Estratto del documento |
☆ ☆ ☆
Alziamo i muri, chiudiamo i porti, rinneghiamo esseri umani. La foto di un padre e una figlia morti annegati nel Rio Grande al confine tra Messico e Stati Uniti, che sta facendo il giro del mondo in queste ore, è destinata a essere lo scatto simbolo dell’esodo migratorio verso gli USA. Lo stesso era successo con l’immagine del corpicino di Alan Kurdi riverso su una spiaggia turca, divenuto poi emblema dell’immigrazione dall’Africa all’Europa.
Insomma, la politica dell’ostilità è ormai consolidata. E mentre 40 migranti della Sea Watch friggono nel Mar Mediterraneo in attesa che il Ministro della paura smetta di giocare con le loro vite solo per una questione di principio, sul fiume che separa il Messico dal Texas si è consumata un’altra tragedia. La tragedia dei piccoli uomini, con il coltello dalla parte del manico, che giocano con i più deboli. Perché la politica della dignità e della ricerca della giustizia per tutti sembra essere annegata insieme alle migliaia di vite morte nel Mediterraneo, così come a Oscar Alberto Martinez e alla figlia di soli 23 mesi Angie Valeria, i due salvadoregni trovati morti nel Rio Grande.
Tra l’altro, gli agenti federali Usa che vigilano sulle frontiere hanno trovato anche altri 4 morti nei pressi del Rio Grande al confine col Messico: una giovane donna, due bambini e un neonato. Il ritrovamento è avvenuto in una zona della Rio Grande Valley, in Texas, dove è in costruzione una sezione del muro voluto da Donald Trump. Secondo le autorità, le vittime sarebbero decedute a causa della disidratazione e del caldo.
“La morte di Oscar e Valeria rappresenta l’incapacità di affrontare la violenza e la disperazione che spingono le persone ad intraprendere viaggi estremamente pericolosi per poter vivere in sicurezza e dignità” ha dichiarato l’Alto Commissario ONU per i Rifugiati, Filippo Grandi. “A ciò si aggiunge l’assenza di canali sicuri per le persone in cerca di protezione, e ciò le lascia senza altra scelta che rischiare la vita”.
E così sprofonda sempre più negli abissi la dignità della politica. Insieme a quei due corpi che oggi sconvolgono le nostre agiate vite, infastidite da un’invasione esistente solo nelle nostre menti affamate di rancore. Quei due corpi a faccia in giù, immersi nell’acqua di un canneto sporca di fango, trasportati a riva dalla corrente sulla sponda sud del fiume, ci riportano tutto d’un tratto alla fragilità dell’essere migranti.
La bimba con le scarpe ancora ai piedi, ancorata al padre grazie alla maglietta che la stringe a sé e il braccio attorno al collo: questa la scena apparsa sotto i nostri sguardi increduli. O forse no. Perché il mondo governato dall’infotainment e dalla politica pop ormai vive di sangue, morte e tragedie consumate insieme al nostro piatto di pasta davanti alla tv.
☆ ☆ ☆
Dati forniti |
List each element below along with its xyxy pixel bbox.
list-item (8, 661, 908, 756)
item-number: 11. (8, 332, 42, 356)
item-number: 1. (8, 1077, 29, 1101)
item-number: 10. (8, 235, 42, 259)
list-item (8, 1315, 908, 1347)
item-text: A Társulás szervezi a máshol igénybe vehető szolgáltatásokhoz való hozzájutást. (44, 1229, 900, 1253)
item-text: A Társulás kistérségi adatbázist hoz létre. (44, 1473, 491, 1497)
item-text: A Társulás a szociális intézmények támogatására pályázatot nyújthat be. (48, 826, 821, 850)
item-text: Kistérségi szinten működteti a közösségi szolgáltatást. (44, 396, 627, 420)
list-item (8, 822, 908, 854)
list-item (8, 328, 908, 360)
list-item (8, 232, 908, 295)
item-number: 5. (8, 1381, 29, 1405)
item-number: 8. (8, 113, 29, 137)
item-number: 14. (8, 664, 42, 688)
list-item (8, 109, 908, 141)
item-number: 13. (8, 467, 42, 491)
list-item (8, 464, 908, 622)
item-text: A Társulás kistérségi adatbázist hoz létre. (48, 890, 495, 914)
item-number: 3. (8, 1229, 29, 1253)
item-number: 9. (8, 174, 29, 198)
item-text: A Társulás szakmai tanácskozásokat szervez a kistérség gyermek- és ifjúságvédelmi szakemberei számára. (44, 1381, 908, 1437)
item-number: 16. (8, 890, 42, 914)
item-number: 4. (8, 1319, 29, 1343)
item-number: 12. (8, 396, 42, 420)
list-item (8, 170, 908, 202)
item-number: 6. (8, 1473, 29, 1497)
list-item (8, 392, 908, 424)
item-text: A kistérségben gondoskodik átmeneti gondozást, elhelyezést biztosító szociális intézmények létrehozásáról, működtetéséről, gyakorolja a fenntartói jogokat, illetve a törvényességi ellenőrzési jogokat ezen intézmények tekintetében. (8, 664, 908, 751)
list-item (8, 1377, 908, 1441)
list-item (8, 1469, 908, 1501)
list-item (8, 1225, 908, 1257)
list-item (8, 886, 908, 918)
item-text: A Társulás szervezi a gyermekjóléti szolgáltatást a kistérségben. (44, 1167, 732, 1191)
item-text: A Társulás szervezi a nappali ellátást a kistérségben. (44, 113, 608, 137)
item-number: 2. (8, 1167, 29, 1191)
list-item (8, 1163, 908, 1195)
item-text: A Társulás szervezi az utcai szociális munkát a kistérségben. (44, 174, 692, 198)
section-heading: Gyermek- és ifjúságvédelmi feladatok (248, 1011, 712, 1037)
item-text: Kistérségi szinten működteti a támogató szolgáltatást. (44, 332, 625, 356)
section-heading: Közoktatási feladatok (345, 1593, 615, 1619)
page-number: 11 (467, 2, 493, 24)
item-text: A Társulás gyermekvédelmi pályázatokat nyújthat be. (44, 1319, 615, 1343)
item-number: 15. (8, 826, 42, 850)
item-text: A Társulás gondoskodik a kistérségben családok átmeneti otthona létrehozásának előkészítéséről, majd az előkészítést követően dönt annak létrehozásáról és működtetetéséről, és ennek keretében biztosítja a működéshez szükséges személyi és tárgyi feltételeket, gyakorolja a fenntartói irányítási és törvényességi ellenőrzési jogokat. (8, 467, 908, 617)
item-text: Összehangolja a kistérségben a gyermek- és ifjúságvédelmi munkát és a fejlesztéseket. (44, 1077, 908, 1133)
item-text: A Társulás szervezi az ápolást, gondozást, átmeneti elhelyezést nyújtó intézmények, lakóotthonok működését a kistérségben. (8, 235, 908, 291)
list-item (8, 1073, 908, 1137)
☆ ☆ ☆
Indica, in base all'articolo sulla foto del Rio Grande, a quali cause le autorità attribuiscono la morte delle altre quattro vittime trovate vicino al fiume.

Spazio risposta |
Alla disidratazione e al caldo.